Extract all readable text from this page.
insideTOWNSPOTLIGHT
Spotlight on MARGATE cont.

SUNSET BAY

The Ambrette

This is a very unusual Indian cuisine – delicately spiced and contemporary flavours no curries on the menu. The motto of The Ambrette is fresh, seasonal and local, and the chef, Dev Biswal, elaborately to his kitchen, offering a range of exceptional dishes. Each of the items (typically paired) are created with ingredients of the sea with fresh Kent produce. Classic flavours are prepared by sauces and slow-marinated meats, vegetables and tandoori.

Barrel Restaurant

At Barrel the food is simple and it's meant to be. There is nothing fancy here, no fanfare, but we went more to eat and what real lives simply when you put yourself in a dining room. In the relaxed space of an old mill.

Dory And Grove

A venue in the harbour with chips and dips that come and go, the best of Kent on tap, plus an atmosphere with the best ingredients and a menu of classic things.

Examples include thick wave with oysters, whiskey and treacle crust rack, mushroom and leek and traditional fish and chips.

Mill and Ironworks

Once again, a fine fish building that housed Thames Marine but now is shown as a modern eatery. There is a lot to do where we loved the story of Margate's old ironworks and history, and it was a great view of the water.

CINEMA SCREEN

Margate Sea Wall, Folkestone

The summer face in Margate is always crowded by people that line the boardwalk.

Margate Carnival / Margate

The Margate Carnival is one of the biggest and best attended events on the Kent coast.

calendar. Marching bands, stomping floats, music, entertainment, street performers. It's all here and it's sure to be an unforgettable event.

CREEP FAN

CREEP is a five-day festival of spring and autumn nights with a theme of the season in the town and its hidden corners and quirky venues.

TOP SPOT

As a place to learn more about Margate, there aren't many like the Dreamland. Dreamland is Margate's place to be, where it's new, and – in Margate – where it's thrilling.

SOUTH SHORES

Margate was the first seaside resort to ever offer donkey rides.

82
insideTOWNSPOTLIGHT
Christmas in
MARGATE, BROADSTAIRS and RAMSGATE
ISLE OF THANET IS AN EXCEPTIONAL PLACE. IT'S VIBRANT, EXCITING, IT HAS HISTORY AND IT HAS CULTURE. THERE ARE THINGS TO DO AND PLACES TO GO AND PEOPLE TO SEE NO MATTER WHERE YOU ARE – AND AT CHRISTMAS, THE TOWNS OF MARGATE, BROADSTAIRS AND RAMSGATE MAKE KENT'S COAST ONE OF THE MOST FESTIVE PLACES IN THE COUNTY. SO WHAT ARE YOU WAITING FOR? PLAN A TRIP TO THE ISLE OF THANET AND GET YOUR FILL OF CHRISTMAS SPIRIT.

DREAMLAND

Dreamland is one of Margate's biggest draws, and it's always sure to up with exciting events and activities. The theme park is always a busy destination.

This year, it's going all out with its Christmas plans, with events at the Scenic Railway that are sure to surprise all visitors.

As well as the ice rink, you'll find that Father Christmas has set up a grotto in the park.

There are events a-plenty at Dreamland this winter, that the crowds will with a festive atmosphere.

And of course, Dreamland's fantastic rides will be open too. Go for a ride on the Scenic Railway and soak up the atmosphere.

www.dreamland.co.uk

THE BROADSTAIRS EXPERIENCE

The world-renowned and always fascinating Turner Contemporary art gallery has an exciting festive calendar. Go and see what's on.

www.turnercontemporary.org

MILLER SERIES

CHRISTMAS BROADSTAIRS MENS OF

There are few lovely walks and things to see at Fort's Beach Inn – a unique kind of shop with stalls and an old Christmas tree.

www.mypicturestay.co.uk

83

→ **PROBLEM STATEMENT**: Give an exact copy of all the data shown above.

→ **EXERCISE RESPONSE**:
Extract all readable text from this page.
insideTOWNSPOTLIGHT
Spotlight on MARGATE cont.

SUNSET BAY

The Ambrette

This is a very unusual Indian cuisine – delicately spiced and contemporary flavours no curries on the menu. The motto of The Ambrette is fresh, seasonal and local, and the chef, Dev Biswal, elaborately to his kitchen, offering a range of exceptional dishes. Each of the items (typically paired) are created with ingredients of the sea with fresh Kent produce. Classic flavours are prepared by sauces and slow-marinated meats, vegetables and tandoori.

Barrel Restaurant

At Barrel the food is simple and it's meant to be. There is nothing fancy here, no fanfare, but we went more to eat and what real lives simply when you put yourself in a dining room. In the relaxed space of an old mill.

Dory And Grove

A venue in the harbour with chips and dips that come and go, the best of Kent on tap, plus an atmosphere with the best ingredients and a menu of classic things.

Examples include thick wave with oysters, whiskey and treacle crust rack, mushroom and leek and traditional fish and chips.

Mill and Ironworks

Once again, a fine fish building that housed Thames Marine but now is shown as a modern eatery. There is a lot to do where we loved the story of Margate's old ironworks and history, and it was a great view of the water.

CINEMA SCREEN

Margate Sea Wall, Folkestone

The summer face in Margate is always crowded by people that line the boardwalk.

Margate Carnival / Margate

The Margate Carnival is one of the biggest and best attended events on the Kent coast.

calendar. Marching bands, stomping floats, music, entertainment, street performers. It's all here and it's sure to be an unforgettable event.

CREEP FAN

CREEP is a five-day festival of spring and autumn nights with a theme of the season in the town and its hidden corners and quirky venues.

TOP SPOT

As a place to learn more about Margate, there aren't many like the Dreamland. Dreamland is Margate's place to be, where it's new, and – in Margate – where it's thrilling.

SOUTH SHORES

Margate was the first seaside resort to ever offer donkey rides.

82
insideTOWNSPOTLIGHT
Christmas in
MARGATE, BROADSTAIRS and RAMSGATE
ISLE OF THANET IS AN EXCEPTIONAL PLACE. IT'S VIBRANT, EXCITING, IT HAS HISTORY AND IT HAS CULTURE. THERE ARE THINGS TO DO AND PLACES TO GO AND PEOPLE TO SEE NO MATTER WHERE YOU ARE – AND AT CHRISTMAS, THE TOWNS OF MARGATE, BROADSTAIRS AND RAMSGATE MAKE KENT'S COAST ONE OF THE MOST FESTIVE PLACES IN THE COUNTY. SO WHAT ARE YOU WAITING FOR? PLAN A TRIP TO THE ISLE OF THANET AND GET YOUR FILL OF CHRISTMAS SPIRIT.

DREAMLAND

Dreamland is one of Margate's biggest draws, and it's always sure to up with exciting events and activities. The theme park is always a busy destination.

This year, it's going all out with its Christmas plans, with events at the Scenic Railway that are sure to surprise all visitors.

As well as the ice rink, you'll find that Father Christmas has set up a grotto in the park.

There are events a-plenty at Dreamland this winter, that the crowds will with a festive atmosphere.

And of course, Dreamland's fantastic rides will be open too. Go for a ride on the Scenic Railway and soak up the atmosphere.

www.dreamland.co.uk

THE BROADSTAIRS EXPERIENCE

The world-renowned and always fascinating Turner Contemporary art gallery has an exciting festive calendar. Go and see what's on.

www.turnercontemporary.org

MILLER SERIES

CHRISTMAS BROADSTAIRS MENS OF

There are few lovely walks and things to see at Fort's Beach Inn – a unique kind of shop with stalls and an old Christmas tree.

www.mypicturestay.co.uk

83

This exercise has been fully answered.